Repeat the material verbatim. Images are excluded from the copy.

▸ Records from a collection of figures
>> BEGIN
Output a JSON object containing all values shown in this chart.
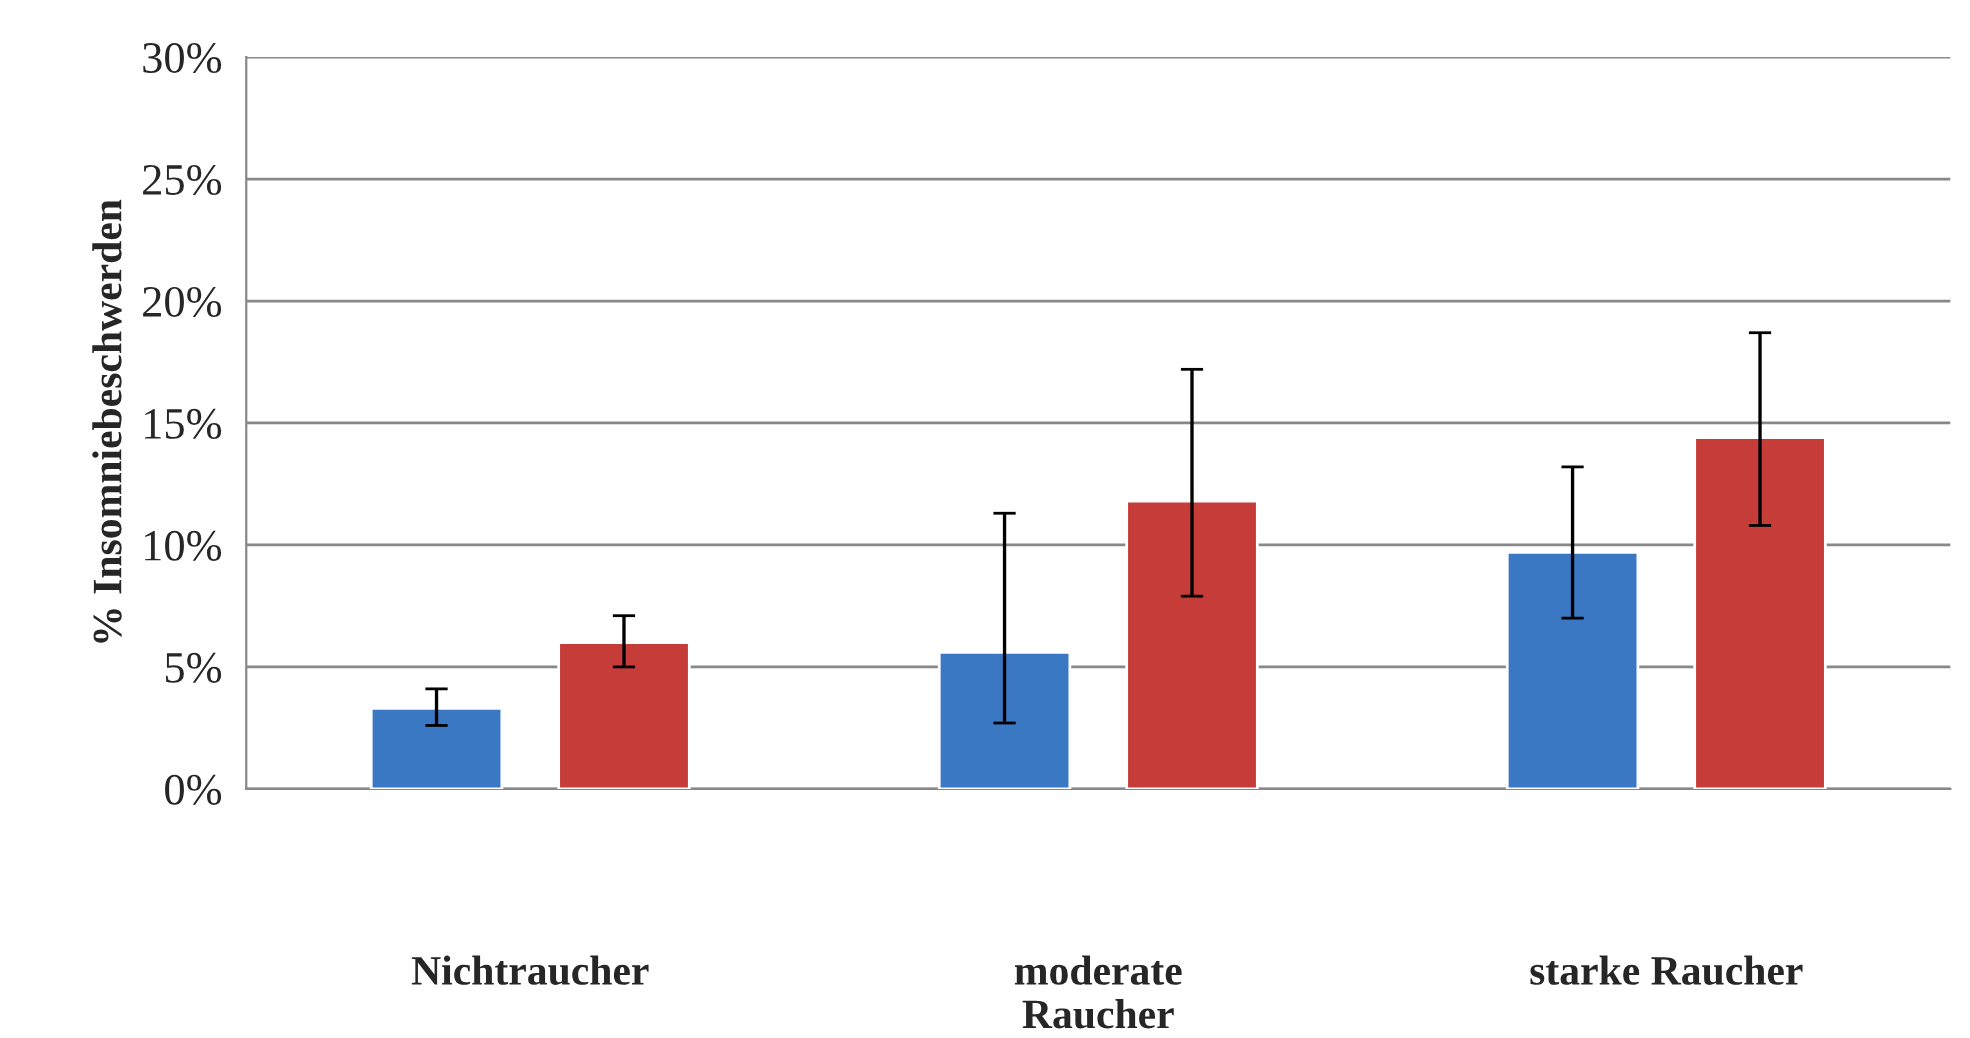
{
  "chart_data": {
    "type": "bar",
    "ylabel": "% Insomniebeschwerden",
    "categories": [
      "Nichtraucher",
      "moderate\nRaucher",
      "starke Raucher"
    ],
    "series": [
      {
        "color": "#3b78c4",
        "values": [
          3.3,
          5.6,
          9.7
        ],
        "errors": [
          [
            2.6,
            4.1
          ],
          [
            2.7,
            11.3
          ],
          [
            7.0,
            13.2
          ]
        ]
      },
      {
        "color": "#c63c38",
        "values": [
          6.0,
          11.8,
          14.4
        ],
        "errors": [
          [
            5.0,
            7.1
          ],
          [
            7.9,
            17.2
          ],
          [
            10.8,
            18.7
          ]
        ]
      }
    ],
    "ylim": [
      0,
      30
    ],
    "yticks": [
      {
        "value": 0,
        "label": "0%"
      },
      {
        "value": 5,
        "label": "5%"
      },
      {
        "value": 10,
        "label": "10%"
      },
      {
        "value": 15,
        "label": "15%"
      },
      {
        "value": 20,
        "label": "20%"
      },
      {
        "value": 25,
        "label": "25%"
      },
      {
        "value": 30,
        "label": "30%"
      }
    ],
    "grid": "y"
  }
}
>> END
▸ Response to this task
Output a JSON object containing all values shown in this chart.
{
  "chart_data": {
    "type": "bar",
    "ylabel": "% Insomniebeschwerden",
    "categories": [
      "Nichtraucher",
      "moderate\nRaucher",
      "starke Raucher"
    ],
    "series": [
      {
        "color": "#3b78c4",
        "values": [
          3.3,
          5.6,
          9.7
        ],
        "errors": [
          [
            2.6,
            4.1
          ],
          [
            2.7,
            11.3
          ],
          [
            7.0,
            13.2
          ]
        ]
      },
      {
        "color": "#c63c38",
        "values": [
          6.0,
          11.8,
          14.4
        ],
        "errors": [
          [
            5.0,
            7.1
          ],
          [
            7.9,
            17.2
          ],
          [
            10.8,
            18.7
          ]
        ]
      }
    ],
    "ylim": [
      0,
      30
    ],
    "yticks": [
      {
        "value": 0,
        "label": "0%"
      },
      {
        "value": 5,
        "label": "5%"
      },
      {
        "value": 10,
        "label": "10%"
      },
      {
        "value": 15,
        "label": "15%"
      },
      {
        "value": 20,
        "label": "20%"
      },
      {
        "value": 25,
        "label": "25%"
      },
      {
        "value": 30,
        "label": "30%"
      }
    ],
    "grid": "y"
  }
}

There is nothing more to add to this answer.